TASK TO CARRY OUT: Reproduce every entry exactly and leave its pictures out.

Dataset entries on figures:
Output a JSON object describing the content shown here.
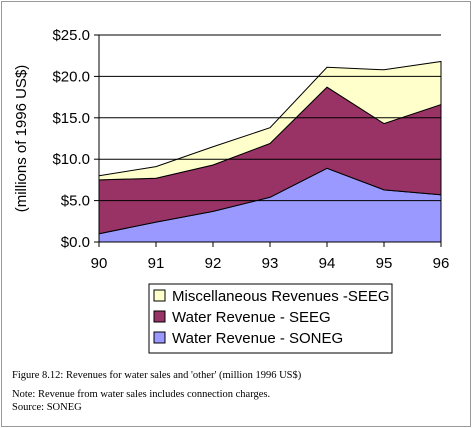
{
  "chart_data": {
    "type": "area",
    "stacked": true,
    "x": [
      "90",
      "91",
      "92",
      "93",
      "94",
      "95",
      "96"
    ],
    "ylabel": "(millions of 1996 US$)",
    "yticks": [
      "$0.0",
      "$5.0",
      "$10.0",
      "$15.0",
      "$20.0",
      "$25.0"
    ],
    "ylim": [
      0,
      25
    ],
    "grid": true,
    "legend_position": "bottom",
    "series": [
      {
        "name": "Water Revenue - SONEG",
        "color": "#9999ff",
        "values": [
          1.0,
          2.4,
          3.7,
          5.4,
          8.9,
          6.3,
          5.7
        ]
      },
      {
        "name": "Water Revenue - SEEG",
        "color": "#993366",
        "values": [
          6.5,
          5.3,
          5.6,
          6.5,
          9.8,
          8.0,
          10.9
        ]
      },
      {
        "name": "Miscellaneous Revenues -SEEG",
        "color": "#ffffcc",
        "values": [
          0.5,
          1.4,
          2.2,
          1.9,
          2.4,
          6.5,
          5.2
        ]
      }
    ],
    "legend_order": [
      2,
      1,
      0
    ]
  },
  "caption": {
    "figure": "Figure 8.12: Revenues for water sales and 'other' (million 1996 US$)",
    "note": "Note: Revenue from water sales includes connection charges.",
    "source": "Source: SONEG"
  }
}
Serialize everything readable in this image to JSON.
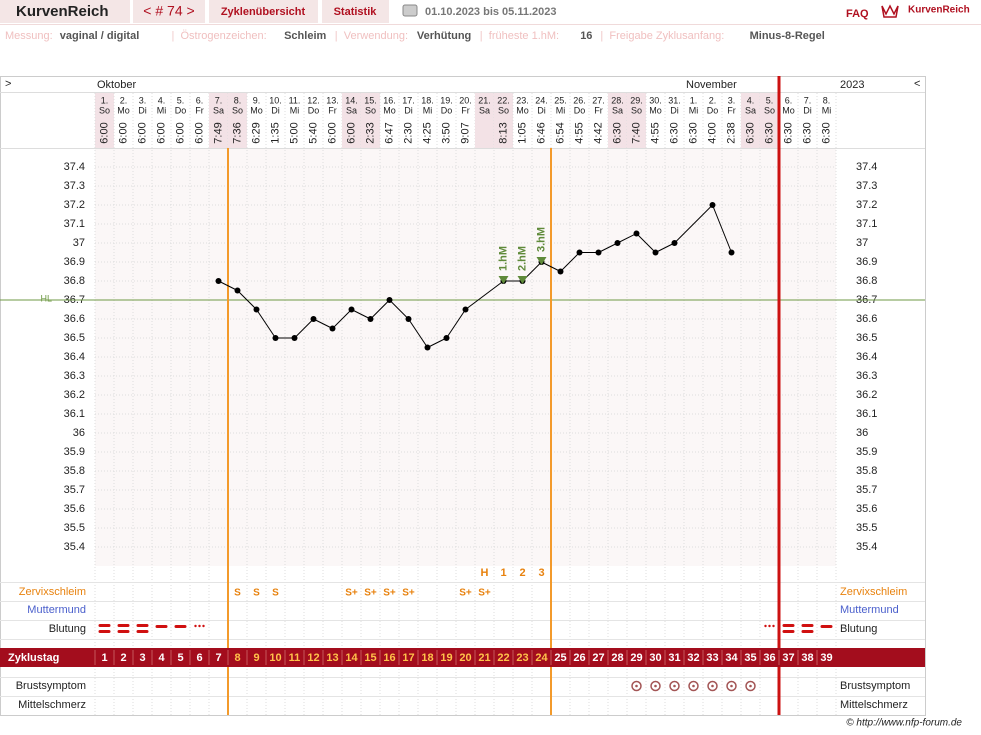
{
  "header": {
    "brand": "KurvenReich",
    "cycle_nav": "< # 74 >",
    "tabs": [
      "Zyklenübersicht",
      "Statistik"
    ],
    "date_range": "01.10.2023 bis 05.11.2023",
    "faq": "FAQ",
    "logo": "KurvenReich"
  },
  "info": {
    "separator": "|",
    "items": [
      {
        "label": "Messung:",
        "value": "vaginal / digital"
      },
      {
        "label": "Östrogenzeichen:",
        "value": "Schleim"
      },
      {
        "label": "Verwendung:",
        "value": "Verhütung"
      },
      {
        "label": "früheste 1.hM:",
        "value": "16"
      },
      {
        "label": "Freigabe Zyklusanfang:",
        "value": "Minus-8-Regel"
      }
    ]
  },
  "chart_data": {
    "type": "line",
    "nav_left": ">",
    "nav_right": "<",
    "months": [
      "Oktober",
      "November"
    ],
    "year": "2023",
    "categories": [
      "1.",
      "2.",
      "3.",
      "4.",
      "5.",
      "6.",
      "7.",
      "8.",
      "9.",
      "10.",
      "11.",
      "12.",
      "13.",
      "14.",
      "15.",
      "16.",
      "17.",
      "18.",
      "19.",
      "20.",
      "21.",
      "22.",
      "23.",
      "24.",
      "25.",
      "26.",
      "27.",
      "28.",
      "29.",
      "30.",
      "31.",
      "1.",
      "2.",
      "3.",
      "4.",
      "5.",
      "6.",
      "7.",
      "8."
    ],
    "weekdays": [
      "So",
      "Mo",
      "Di",
      "Mi",
      "Do",
      "Fr",
      "Sa",
      "So",
      "Mo",
      "Di",
      "Mi",
      "Do",
      "Fr",
      "Sa",
      "So",
      "Mo",
      "Di",
      "Mi",
      "Do",
      "Fr",
      "Sa",
      "So",
      "Mo",
      "Di",
      "Mi",
      "Do",
      "Fr",
      "Sa",
      "So",
      "Mo",
      "Di",
      "Mi",
      "Do",
      "Fr",
      "Sa",
      "So",
      "Mo",
      "Di",
      "Mi"
    ],
    "times": [
      "6:00",
      "6:00",
      "6:00",
      "6:00",
      "6:00",
      "6:00",
      "7:49",
      "7:36",
      "6:29",
      "1:35",
      "5:00",
      "5:40",
      "6:00",
      "6:00",
      "2:33",
      "6:47",
      "2:30",
      "4:25",
      "3:50",
      "9:07",
      null,
      "8:13",
      "1:05",
      "6:46",
      "6:54",
      "4:55",
      "4:42",
      "6:30",
      "7:40",
      "4:55",
      "6:30",
      "6:30",
      "4:00",
      "2:38",
      "6:30",
      "6:30",
      "6:30",
      "6:30",
      "6:30"
    ],
    "values": [
      null,
      null,
      null,
      null,
      null,
      null,
      36.8,
      36.75,
      36.65,
      36.5,
      36.5,
      36.6,
      36.55,
      36.65,
      36.6,
      36.7,
      36.6,
      36.45,
      36.5,
      36.65,
      null,
      36.8,
      36.8,
      36.9,
      36.85,
      36.95,
      36.95,
      37.0,
      37.05,
      36.95,
      37.0,
      null,
      37.2,
      36.95,
      null,
      null,
      null,
      null,
      null
    ],
    "color": "#000000",
    "ylim": [
      35.3,
      37.5
    ],
    "yticks": [
      35.4,
      35.5,
      35.6,
      35.7,
      35.8,
      35.9,
      36,
      36.1,
      36.2,
      36.3,
      36.4,
      36.5,
      36.6,
      36.7,
      36.8,
      36.9,
      37,
      37.1,
      37.2,
      37.3,
      37.4
    ],
    "grid": true,
    "hl": {
      "label": "HL",
      "value": 36.7,
      "color": "#6f9a45"
    },
    "hm_labels": [
      null,
      null,
      null,
      null,
      null,
      null,
      null,
      null,
      null,
      null,
      null,
      null,
      null,
      null,
      null,
      null,
      null,
      null,
      null,
      null,
      null,
      "1.hM",
      "2.hM",
      "3.hM",
      null,
      null,
      null,
      null,
      null,
      null,
      null,
      null,
      null,
      null,
      null,
      null,
      null,
      null,
      null
    ],
    "h_row": [
      null,
      null,
      null,
      null,
      null,
      null,
      null,
      null,
      null,
      null,
      null,
      null,
      null,
      null,
      null,
      null,
      null,
      null,
      null,
      null,
      "H",
      "1",
      "2",
      "3",
      null,
      null,
      null,
      null,
      null,
      null,
      null,
      null,
      null,
      null,
      null,
      null,
      null,
      null,
      null
    ],
    "zervixschleim": [
      null,
      null,
      null,
      null,
      null,
      null,
      null,
      "S",
      "S",
      "S",
      null,
      null,
      null,
      "S+",
      "S+",
      "S+",
      "S+",
      null,
      null,
      "S+",
      "S+",
      null,
      null,
      null,
      null,
      null,
      null,
      null,
      null,
      null,
      null,
      null,
      null,
      null,
      null,
      null,
      null,
      null,
      null
    ],
    "cycle_days": [
      1,
      2,
      3,
      4,
      5,
      6,
      7,
      8,
      9,
      10,
      11,
      12,
      13,
      14,
      15,
      16,
      17,
      18,
      19,
      20,
      21,
      22,
      23,
      24,
      25,
      26,
      27,
      28,
      29,
      30,
      31,
      32,
      33,
      34,
      35,
      36,
      37,
      38,
      39
    ],
    "rows": {
      "zervixschleim": "Zervixschleim",
      "muttermund": "Muttermund",
      "blutung": "Blutung",
      "zyklustag": "Zyklustag",
      "brustsymptom": "Brustsymptom",
      "mittelschmerz": "Mittelschmerz"
    }
  },
  "footer": "© http://www.nfp-forum.de"
}
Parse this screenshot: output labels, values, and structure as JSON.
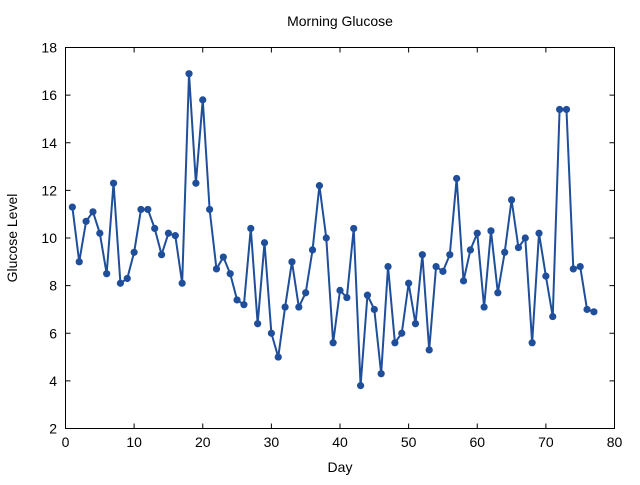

EXERCISE OUTPUT:
Output a JSON object describing the content shown here.
{
  "chart_data": {
    "type": "area",
    "stacked": true,
    "x": [
      "90",
      "91",
      "92",
      "93",
      "94",
      "95",
      "96"
    ],
    "ylabel": "(millions of 1996 US$)",
    "yticks": [
      "$0.0",
      "$5.0",
      "$10.0",
      "$15.0",
      "$20.0",
      "$25.0"
    ],
    "ylim": [
      0,
      25
    ],
    "grid": true,
    "legend_position": "bottom",
    "series": [
      {
        "name": "Water Revenue - SONEG",
        "color": "#9999ff",
        "values": [
          1.0,
          2.4,
          3.7,
          5.4,
          8.9,
          6.3,
          5.7
        ]
      },
      {
        "name": "Water Revenue - SEEG",
        "color": "#993366",
        "values": [
          6.5,
          5.3,
          5.6,
          6.5,
          9.8,
          8.0,
          10.9
        ]
      },
      {
        "name": "Miscellaneous Revenues -SEEG",
        "color": "#ffffcc",
        "values": [
          0.5,
          1.4,
          2.2,
          1.9,
          2.4,
          6.5,
          5.2
        ]
      }
    ],
    "legend_order": [
      2,
      1,
      0
    ]
  },
  "caption": {
    "figure": "Figure 8.12: Revenues for water sales and 'other' (million 1996 US$)",
    "note": "Note: Revenue from water sales includes connection charges.",
    "source": "Source: SONEG"
  }
}
Serialize everything readable in this image to JSON.
{
  "header": {
    "brand": "KurvenReich",
    "cycle_nav": "< # 74 >",
    "tabs": [
      "Zyklenübersicht",
      "Statistik"
    ],
    "date_range": "01.10.2023 bis 05.11.2023",
    "faq": "FAQ",
    "logo": "KurvenReich"
  },
  "info": {
    "separator": "|",
    "items": [
      {
        "label": "Messung:",
        "value": "vaginal / digital"
      },
      {
        "label": "Östrogenzeichen:",
        "value": "Schleim"
      },
      {
        "label": "Verwendung:",
        "value": "Verhütung"
      },
      {
        "label": "früheste 1.hM:",
        "value": "16"
      },
      {
        "label": "Freigabe Zyklusanfang:",
        "value": "Minus-8-Regel"
      }
    ]
  },
  "chart_data": {
    "type": "line",
    "nav_left": ">",
    "nav_right": "<",
    "months": [
      "Oktober",
      "November"
    ],
    "year": "2023",
    "categories": [
      "1.",
      "2.",
      "3.",
      "4.",
      "5.",
      "6.",
      "7.",
      "8.",
      "9.",
      "10.",
      "11.",
      "12.",
      "13.",
      "14.",
      "15.",
      "16.",
      "17.",
      "18.",
      "19.",
      "20.",
      "21.",
      "22.",
      "23.",
      "24.",
      "25.",
      "26.",
      "27.",
      "28.",
      "29.",
      "30.",
      "31.",
      "1.",
      "2.",
      "3.",
      "4.",
      "5.",
      "6.",
      "7.",
      "8."
    ],
    "weekdays": [
      "So",
      "Mo",
      "Di",
      "Mi",
      "Do",
      "Fr",
      "Sa",
      "So",
      "Mo",
      "Di",
      "Mi",
      "Do",
      "Fr",
      "Sa",
      "So",
      "Mo",
      "Di",
      "Mi",
      "Do",
      "Fr",
      "Sa",
      "So",
      "Mo",
      "Di",
      "Mi",
      "Do",
      "Fr",
      "Sa",
      "So",
      "Mo",
      "Di",
      "Mi",
      "Do",
      "Fr",
      "Sa",
      "So",
      "Mo",
      "Di",
      "Mi"
    ],
    "times": [
      "6:00",
      "6:00",
      "6:00",
      "6:00",
      "6:00",
      "6:00",
      "7:49",
      "7:36",
      "6:29",
      "1:35",
      "5:00",
      "5:40",
      "6:00",
      "6:00",
      "2:33",
      "6:47",
      "2:30",
      "4:25",
      "3:50",
      "9:07",
      null,
      "8:13",
      "1:05",
      "6:46",
      "6:54",
      "4:55",
      "4:42",
      "6:30",
      "7:40",
      "4:55",
      "6:30",
      "6:30",
      "4:00",
      "2:38",
      "6:30",
      "6:30",
      "6:30",
      "6:30",
      "6:30"
    ],
    "values": [
      null,
      null,
      null,
      null,
      null,
      null,
      36.8,
      36.75,
      36.65,
      36.5,
      36.5,
      36.6,
      36.55,
      36.65,
      36.6,
      36.7,
      36.6,
      36.45,
      36.5,
      36.65,
      null,
      36.8,
      36.8,
      36.9,
      36.85,
      36.95,
      36.95,
      37.0,
      37.05,
      36.95,
      37.0,
      null,
      37.2,
      36.95,
      null,
      null,
      null,
      null,
      null
    ],
    "color": "#000000",
    "ylim": [
      35.3,
      37.5
    ],
    "yticks": [
      35.4,
      35.5,
      35.6,
      35.7,
      35.8,
      35.9,
      36,
      36.1,
      36.2,
      36.3,
      36.4,
      36.5,
      36.6,
      36.7,
      36.8,
      36.9,
      37,
      37.1,
      37.2,
      37.3,
      37.4
    ],
    "grid": true,
    "hl": {
      "label": "HL",
      "value": 36.7,
      "color": "#6f9a45"
    },
    "hm_labels": [
      null,
      null,
      null,
      null,
      null,
      null,
      null,
      null,
      null,
      null,
      null,
      null,
      null,
      null,
      null,
      null,
      null,
      null,
      null,
      null,
      null,
      "1.hM",
      "2.hM",
      "3.hM",
      null,
      null,
      null,
      null,
      null,
      null,
      null,
      null,
      null,
      null,
      null,
      null,
      null,
      null,
      null
    ],
    "h_row": [
      null,
      null,
      null,
      null,
      null,
      null,
      null,
      null,
      null,
      null,
      null,
      null,
      null,
      null,
      null,
      null,
      null,
      null,
      null,
      null,
      "H",
      "1",
      "2",
      "3",
      null,
      null,
      null,
      null,
      null,
      null,
      null,
      null,
      null,
      null,
      null,
      null,
      null,
      null,
      null
    ],
    "zervixschleim": [
      null,
      null,
      null,
      null,
      null,
      null,
      null,
      "S",
      "S",
      "S",
      null,
      null,
      null,
      "S+",
      "S+",
      "S+",
      "S+",
      null,
      null,
      "S+",
      "S+",
      null,
      null,
      null,
      null,
      null,
      null,
      null,
      null,
      null,
      null,
      null,
      null,
      null,
      null,
      null,
      null,
      null,
      null
    ],
    "cycle_days": [
      1,
      2,
      3,
      4,
      5,
      6,
      7,
      8,
      9,
      10,
      11,
      12,
      13,
      14,
      15,
      16,
      17,
      18,
      19,
      20,
      21,
      22,
      23,
      24,
      25,
      26,
      27,
      28,
      29,
      30,
      31,
      32,
      33,
      34,
      35,
      36,
      37,
      38,
      39
    ],
    "rows": {
      "zervixschleim": "Zervixschleim",
      "muttermund": "Muttermund",
      "blutung": "Blutung",
      "zyklustag": "Zyklustag",
      "brustsymptom": "Brustsymptom",
      "mittelschmerz": "Mittelschmerz"
    }
  },
  "footer": "© http://www.nfp-forum.de"
}
Parse this screenshot: output labels, values, and structure as JSON.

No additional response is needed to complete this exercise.